Task directions.
Go through the entries below and retype them exactly, omitting each picture.

##############################

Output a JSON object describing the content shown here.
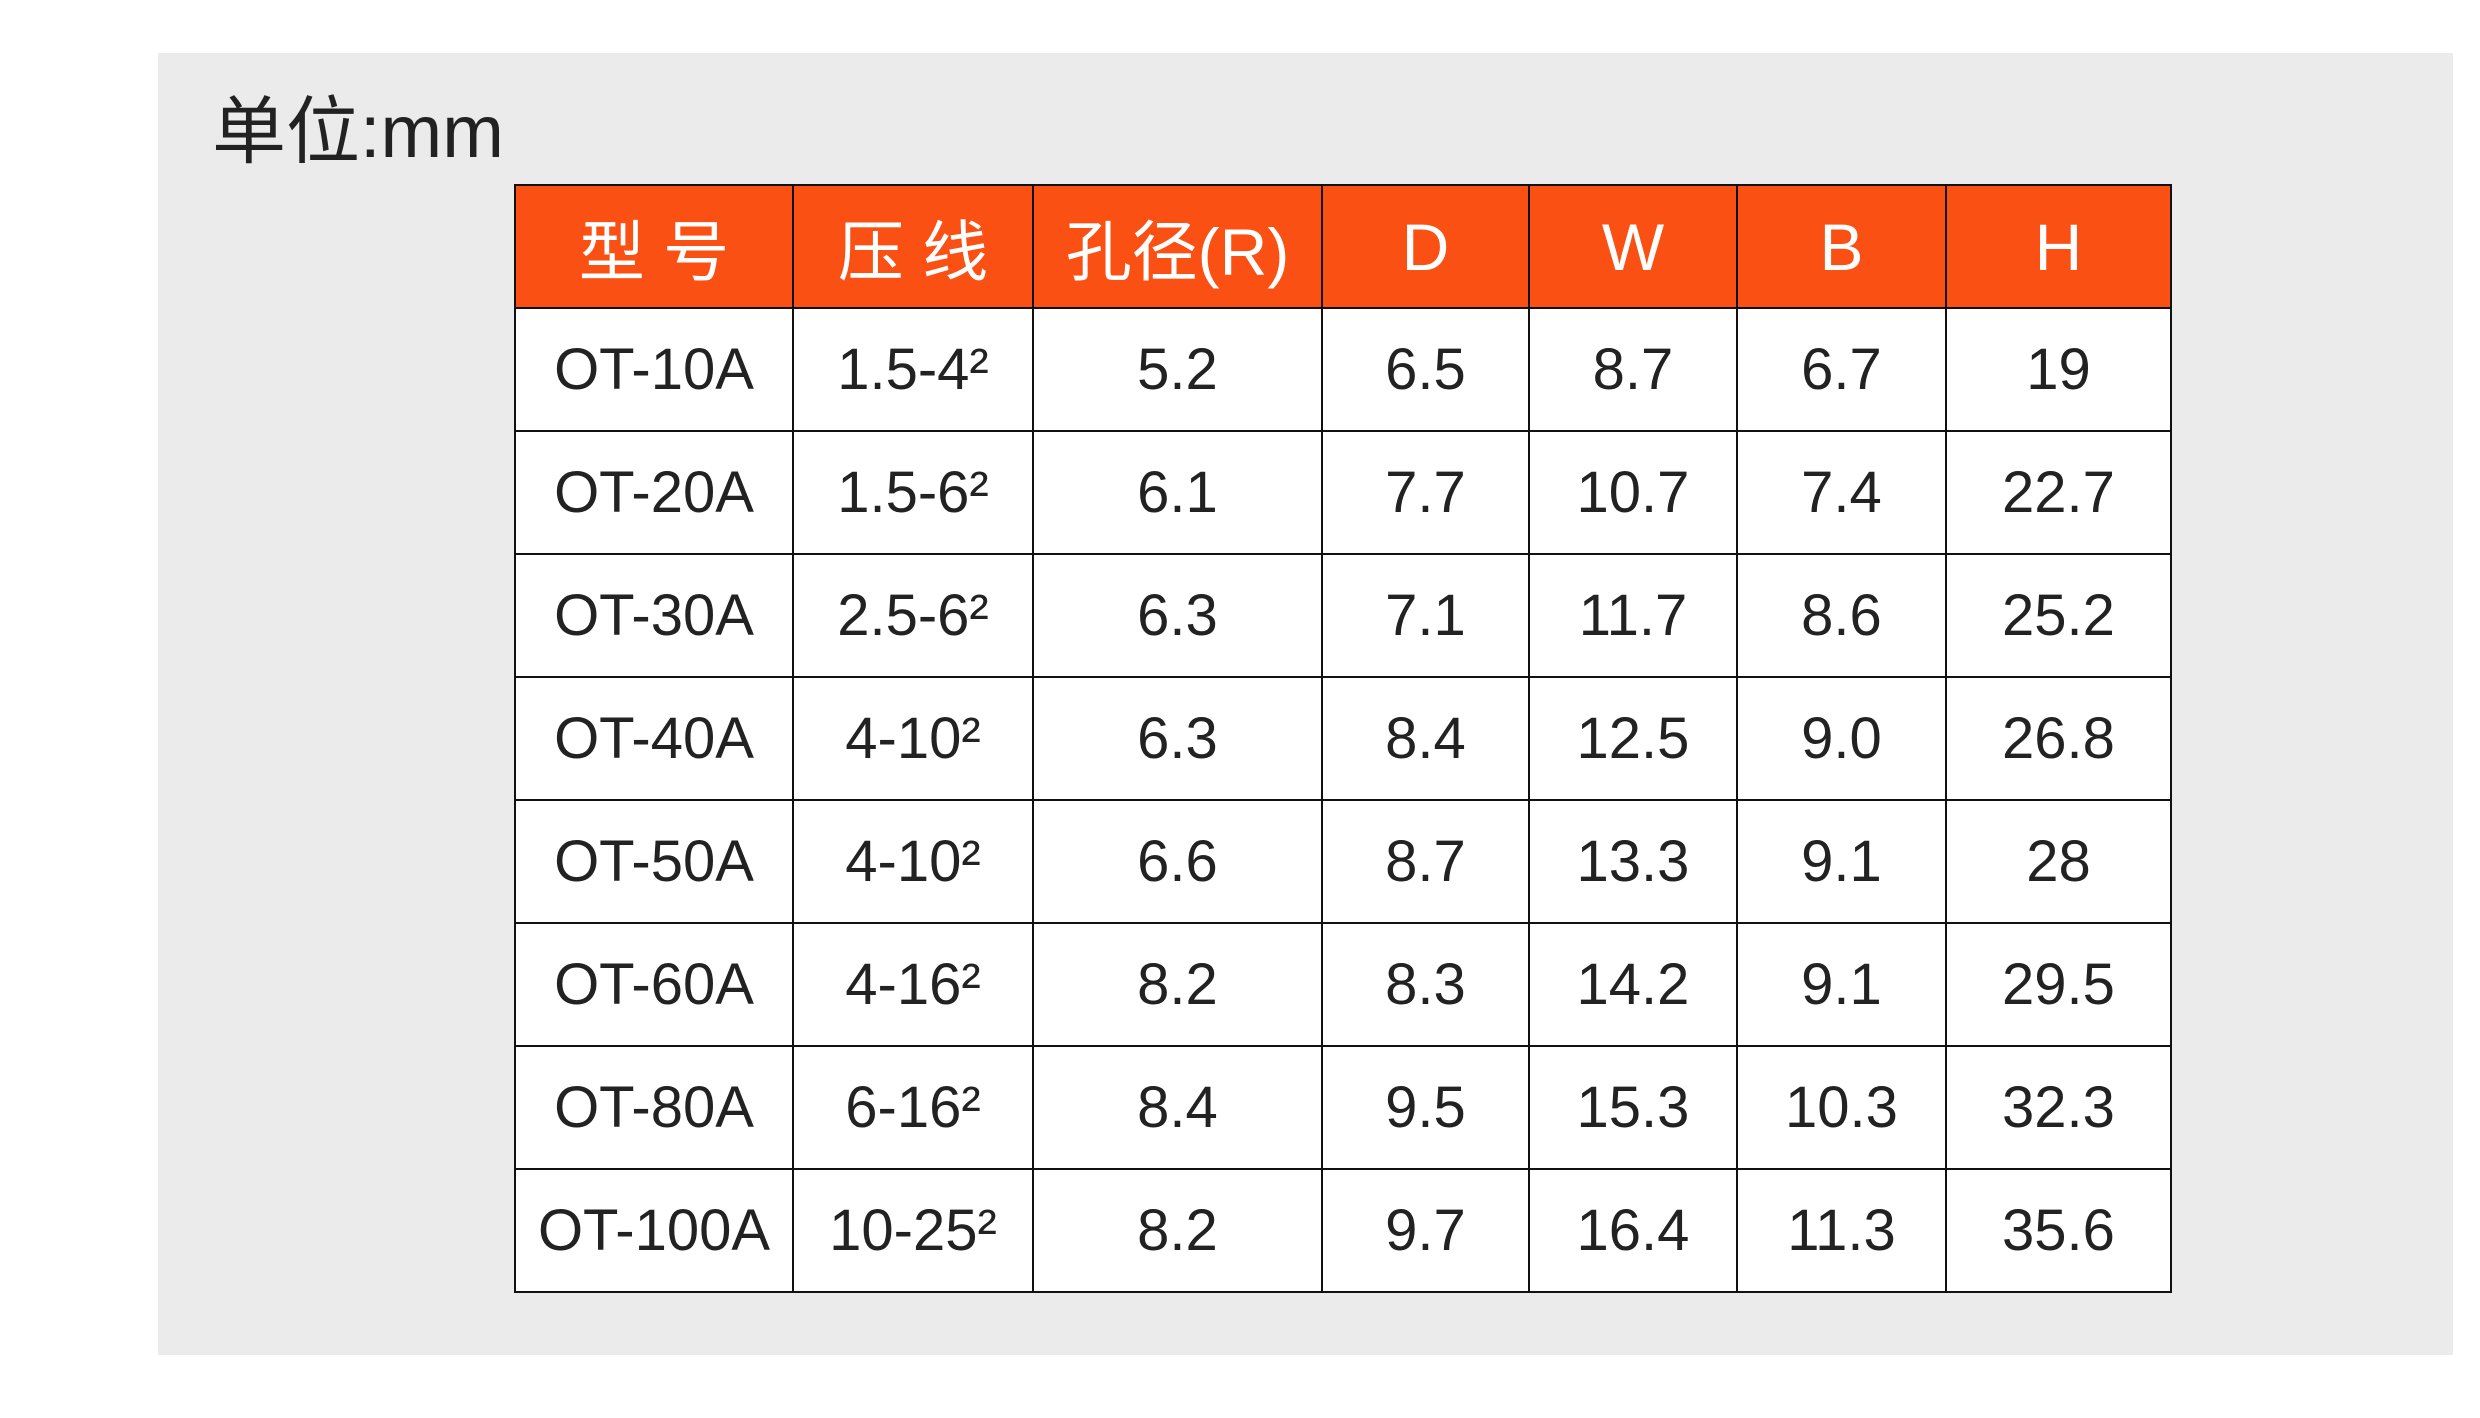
{
  "header": {
    "title": "单位:mm"
  },
  "table": {
    "columns": [
      "型 号",
      "压 线",
      "孔径(R)",
      "D",
      "W",
      "B",
      "H"
    ],
    "rows": [
      [
        "OT-10A",
        "1.5-4²",
        "5.2",
        "6.5",
        "8.7",
        "6.7",
        "19"
      ],
      [
        "OT-20A",
        "1.5-6²",
        "6.1",
        "7.7",
        "10.7",
        "7.4",
        "22.7"
      ],
      [
        "OT-30A",
        "2.5-6²",
        "6.3",
        "7.1",
        "11.7",
        "8.6",
        "25.2"
      ],
      [
        "OT-40A",
        "4-10²",
        "6.3",
        "8.4",
        "12.5",
        "9.0",
        "26.8"
      ],
      [
        "OT-50A",
        "4-10²",
        "6.6",
        "8.7",
        "13.3",
        "9.1",
        "28"
      ],
      [
        "OT-60A",
        "4-16²",
        "8.2",
        "8.3",
        "14.2",
        "9.1",
        "29.5"
      ],
      [
        "OT-80A",
        "6-16²",
        "8.4",
        "9.5",
        "15.3",
        "10.3",
        "32.3"
      ],
      [
        "OT-100A",
        "10-25²",
        "8.2",
        "9.7",
        "16.4",
        "11.3",
        "35.6"
      ]
    ]
  }
}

##############################

Result for this task.
Output a JSON object describing the content shown here.
{
  "header": {
    "title": "单位:mm"
  },
  "table": {
    "columns": [
      "型 号",
      "压 线",
      "孔径(R)",
      "D",
      "W",
      "B",
      "H"
    ],
    "rows": [
      [
        "OT-10A",
        "1.5-4²",
        "5.2",
        "6.5",
        "8.7",
        "6.7",
        "19"
      ],
      [
        "OT-20A",
        "1.5-6²",
        "6.1",
        "7.7",
        "10.7",
        "7.4",
        "22.7"
      ],
      [
        "OT-30A",
        "2.5-6²",
        "6.3",
        "7.1",
        "11.7",
        "8.6",
        "25.2"
      ],
      [
        "OT-40A",
        "4-10²",
        "6.3",
        "8.4",
        "12.5",
        "9.0",
        "26.8"
      ],
      [
        "OT-50A",
        "4-10²",
        "6.6",
        "8.7",
        "13.3",
        "9.1",
        "28"
      ],
      [
        "OT-60A",
        "4-16²",
        "8.2",
        "8.3",
        "14.2",
        "9.1",
        "29.5"
      ],
      [
        "OT-80A",
        "6-16²",
        "8.4",
        "9.5",
        "15.3",
        "10.3",
        "32.3"
      ],
      [
        "OT-100A",
        "10-25²",
        "8.2",
        "9.7",
        "16.4",
        "11.3",
        "35.6"
      ]
    ]
  }
}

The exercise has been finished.